▶ **Dataset excerpts**:
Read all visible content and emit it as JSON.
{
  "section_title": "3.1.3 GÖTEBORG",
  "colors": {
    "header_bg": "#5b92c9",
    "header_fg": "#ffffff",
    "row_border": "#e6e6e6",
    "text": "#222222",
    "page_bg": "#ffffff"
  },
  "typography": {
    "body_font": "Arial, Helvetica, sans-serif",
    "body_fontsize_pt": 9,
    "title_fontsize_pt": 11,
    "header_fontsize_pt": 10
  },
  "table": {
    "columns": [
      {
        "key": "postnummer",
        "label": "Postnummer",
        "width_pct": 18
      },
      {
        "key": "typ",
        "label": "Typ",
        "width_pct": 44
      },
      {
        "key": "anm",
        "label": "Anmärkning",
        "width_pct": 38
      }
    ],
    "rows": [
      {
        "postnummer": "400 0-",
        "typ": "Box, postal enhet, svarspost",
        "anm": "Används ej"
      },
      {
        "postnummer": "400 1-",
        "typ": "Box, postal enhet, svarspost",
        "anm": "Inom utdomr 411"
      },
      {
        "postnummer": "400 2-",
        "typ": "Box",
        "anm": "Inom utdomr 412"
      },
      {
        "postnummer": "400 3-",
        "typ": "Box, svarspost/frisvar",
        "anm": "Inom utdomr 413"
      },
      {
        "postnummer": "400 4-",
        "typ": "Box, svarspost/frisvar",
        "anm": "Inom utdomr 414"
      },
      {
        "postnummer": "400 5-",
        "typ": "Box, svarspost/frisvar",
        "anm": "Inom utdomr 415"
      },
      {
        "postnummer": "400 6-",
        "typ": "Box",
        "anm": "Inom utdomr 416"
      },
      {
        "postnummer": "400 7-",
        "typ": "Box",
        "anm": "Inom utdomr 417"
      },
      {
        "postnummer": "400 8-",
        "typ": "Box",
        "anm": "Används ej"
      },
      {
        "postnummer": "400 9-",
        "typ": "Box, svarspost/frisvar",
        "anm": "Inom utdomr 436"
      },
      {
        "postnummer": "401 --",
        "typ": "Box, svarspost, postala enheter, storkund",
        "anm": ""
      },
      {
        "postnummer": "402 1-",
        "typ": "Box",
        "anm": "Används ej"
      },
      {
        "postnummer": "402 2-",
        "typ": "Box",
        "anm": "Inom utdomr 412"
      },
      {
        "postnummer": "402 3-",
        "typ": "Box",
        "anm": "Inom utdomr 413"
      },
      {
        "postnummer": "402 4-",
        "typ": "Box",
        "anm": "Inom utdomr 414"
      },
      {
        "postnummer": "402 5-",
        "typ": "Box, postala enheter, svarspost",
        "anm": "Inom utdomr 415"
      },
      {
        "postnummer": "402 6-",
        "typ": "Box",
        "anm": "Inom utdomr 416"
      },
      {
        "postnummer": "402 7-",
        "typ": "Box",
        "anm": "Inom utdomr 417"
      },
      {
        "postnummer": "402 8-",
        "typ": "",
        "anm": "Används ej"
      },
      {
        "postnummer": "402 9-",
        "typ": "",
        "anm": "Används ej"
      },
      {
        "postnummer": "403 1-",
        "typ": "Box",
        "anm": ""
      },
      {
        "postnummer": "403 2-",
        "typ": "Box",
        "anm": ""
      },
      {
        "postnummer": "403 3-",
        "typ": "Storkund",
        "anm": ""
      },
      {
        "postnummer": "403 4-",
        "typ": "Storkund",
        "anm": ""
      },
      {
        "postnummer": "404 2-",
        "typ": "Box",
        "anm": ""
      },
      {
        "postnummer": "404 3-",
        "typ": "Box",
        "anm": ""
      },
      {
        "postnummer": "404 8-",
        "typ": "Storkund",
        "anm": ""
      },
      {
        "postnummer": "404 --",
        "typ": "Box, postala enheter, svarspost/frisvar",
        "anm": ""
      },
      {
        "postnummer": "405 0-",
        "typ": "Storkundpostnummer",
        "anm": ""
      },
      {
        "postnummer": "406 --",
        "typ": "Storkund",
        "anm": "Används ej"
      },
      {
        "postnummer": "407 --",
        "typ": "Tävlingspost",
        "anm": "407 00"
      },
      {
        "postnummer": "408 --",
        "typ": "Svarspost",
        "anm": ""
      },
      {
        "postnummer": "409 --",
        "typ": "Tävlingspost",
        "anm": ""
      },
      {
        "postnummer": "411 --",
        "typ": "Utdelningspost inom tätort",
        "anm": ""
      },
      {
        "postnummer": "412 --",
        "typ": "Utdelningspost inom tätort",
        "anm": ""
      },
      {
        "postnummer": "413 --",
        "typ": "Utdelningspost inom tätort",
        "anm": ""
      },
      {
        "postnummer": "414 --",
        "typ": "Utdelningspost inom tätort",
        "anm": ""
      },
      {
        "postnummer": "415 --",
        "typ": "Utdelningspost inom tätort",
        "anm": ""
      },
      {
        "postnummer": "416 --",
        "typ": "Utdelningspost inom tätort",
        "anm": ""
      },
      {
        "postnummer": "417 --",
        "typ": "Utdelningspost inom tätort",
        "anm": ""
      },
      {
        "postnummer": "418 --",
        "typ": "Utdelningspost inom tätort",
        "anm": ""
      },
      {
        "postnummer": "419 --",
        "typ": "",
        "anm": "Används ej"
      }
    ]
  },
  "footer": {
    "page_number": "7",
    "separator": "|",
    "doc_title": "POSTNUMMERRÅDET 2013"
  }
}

▶ **Requirement**: Copy every record exactly as presented.

▶ **The output**:
Read all visible content and emit it as JSON.
{
  "section_title": "3.1.3 GÖTEBORG",
  "colors": {
    "header_bg": "#5b92c9",
    "header_fg": "#ffffff",
    "row_border": "#e6e6e6",
    "text": "#222222",
    "page_bg": "#ffffff"
  },
  "typography": {
    "body_font": "Arial, Helvetica, sans-serif",
    "body_fontsize_pt": 9,
    "title_fontsize_pt": 11,
    "header_fontsize_pt": 10
  },
  "table": {
    "columns": [
      {
        "key": "postnummer",
        "label": "Postnummer",
        "width_pct": 18
      },
      {
        "key": "typ",
        "label": "Typ",
        "width_pct": 44
      },
      {
        "key": "anm",
        "label": "Anmärkning",
        "width_pct": 38
      }
    ],
    "rows": [
      {
        "postnummer": "400 0-",
        "typ": "Box, postal enhet, svarspost",
        "anm": "Används ej"
      },
      {
        "postnummer": "400 1-",
        "typ": "Box, postal enhet, svarspost",
        "anm": "Inom utdomr 411"
      },
      {
        "postnummer": "400 2-",
        "typ": "Box",
        "anm": "Inom utdomr 412"
      },
      {
        "postnummer": "400 3-",
        "typ": "Box, svarspost/frisvar",
        "anm": "Inom utdomr 413"
      },
      {
        "postnummer": "400 4-",
        "typ": "Box, svarspost/frisvar",
        "anm": "Inom utdomr 414"
      },
      {
        "postnummer": "400 5-",
        "typ": "Box, svarspost/frisvar",
        "anm": "Inom utdomr 415"
      },
      {
        "postnummer": "400 6-",
        "typ": "Box",
        "anm": "Inom utdomr 416"
      },
      {
        "postnummer": "400 7-",
        "typ": "Box",
        "anm": "Inom utdomr 417"
      },
      {
        "postnummer": "400 8-",
        "typ": "Box",
        "anm": "Används ej"
      },
      {
        "postnummer": "400 9-",
        "typ": "Box, svarspost/frisvar",
        "anm": "Inom utdomr 436"
      },
      {
        "postnummer": "401 --",
        "typ": "Box, svarspost, postala enheter, storkund",
        "anm": ""
      },
      {
        "postnummer": "402 1-",
        "typ": "Box",
        "anm": "Används ej"
      },
      {
        "postnummer": "402 2-",
        "typ": "Box",
        "anm": "Inom utdomr 412"
      },
      {
        "postnummer": "402 3-",
        "typ": "Box",
        "anm": "Inom utdomr 413"
      },
      {
        "postnummer": "402 4-",
        "typ": "Box",
        "anm": "Inom utdomr 414"
      },
      {
        "postnummer": "402 5-",
        "typ": "Box, postala enheter, svarspost",
        "anm": "Inom utdomr 415"
      },
      {
        "postnummer": "402 6-",
        "typ": "Box",
        "anm": "Inom utdomr 416"
      },
      {
        "postnummer": "402 7-",
        "typ": "Box",
        "anm": "Inom utdomr 417"
      },
      {
        "postnummer": "402 8-",
        "typ": "",
        "anm": "Används ej"
      },
      {
        "postnummer": "402 9-",
        "typ": "",
        "anm": "Används ej"
      },
      {
        "postnummer": "403 1-",
        "typ": "Box",
        "anm": ""
      },
      {
        "postnummer": "403 2-",
        "typ": "Box",
        "anm": ""
      },
      {
        "postnummer": "403 3-",
        "typ": "Storkund",
        "anm": ""
      },
      {
        "postnummer": "403 4-",
        "typ": "Storkund",
        "anm": ""
      },
      {
        "postnummer": "404 2-",
        "typ": "Box",
        "anm": ""
      },
      {
        "postnummer": "404 3-",
        "typ": "Box",
        "anm": ""
      },
      {
        "postnummer": "404 8-",
        "typ": "Storkund",
        "anm": ""
      },
      {
        "postnummer": "404 --",
        "typ": "Box, postala enheter, svarspost/frisvar",
        "anm": ""
      },
      {
        "postnummer": "405 0-",
        "typ": "Storkundpostnummer",
        "anm": ""
      },
      {
        "postnummer": "406 --",
        "typ": "Storkund",
        "anm": "Används ej"
      },
      {
        "postnummer": "407 --",
        "typ": "Tävlingspost",
        "anm": "407 00"
      },
      {
        "postnummer": "408 --",
        "typ": "Svarspost",
        "anm": ""
      },
      {
        "postnummer": "409 --",
        "typ": "Tävlingspost",
        "anm": ""
      },
      {
        "postnummer": "411 --",
        "typ": "Utdelningspost inom tätort",
        "anm": ""
      },
      {
        "postnummer": "412 --",
        "typ": "Utdelningspost inom tätort",
        "anm": ""
      },
      {
        "postnummer": "413 --",
        "typ": "Utdelningspost inom tätort",
        "anm": ""
      },
      {
        "postnummer": "414 --",
        "typ": "Utdelningspost inom tätort",
        "anm": ""
      },
      {
        "postnummer": "415 --",
        "typ": "Utdelningspost inom tätort",
        "anm": ""
      },
      {
        "postnummer": "416 --",
        "typ": "Utdelningspost inom tätort",
        "anm": ""
      },
      {
        "postnummer": "417 --",
        "typ": "Utdelningspost inom tätort",
        "anm": ""
      },
      {
        "postnummer": "418 --",
        "typ": "Utdelningspost inom tätort",
        "anm": ""
      },
      {
        "postnummer": "419 --",
        "typ": "",
        "anm": "Används ej"
      }
    ]
  },
  "footer": {
    "page_number": "7",
    "separator": "|",
    "doc_title": "POSTNUMMERRÅDET 2013"
  }
}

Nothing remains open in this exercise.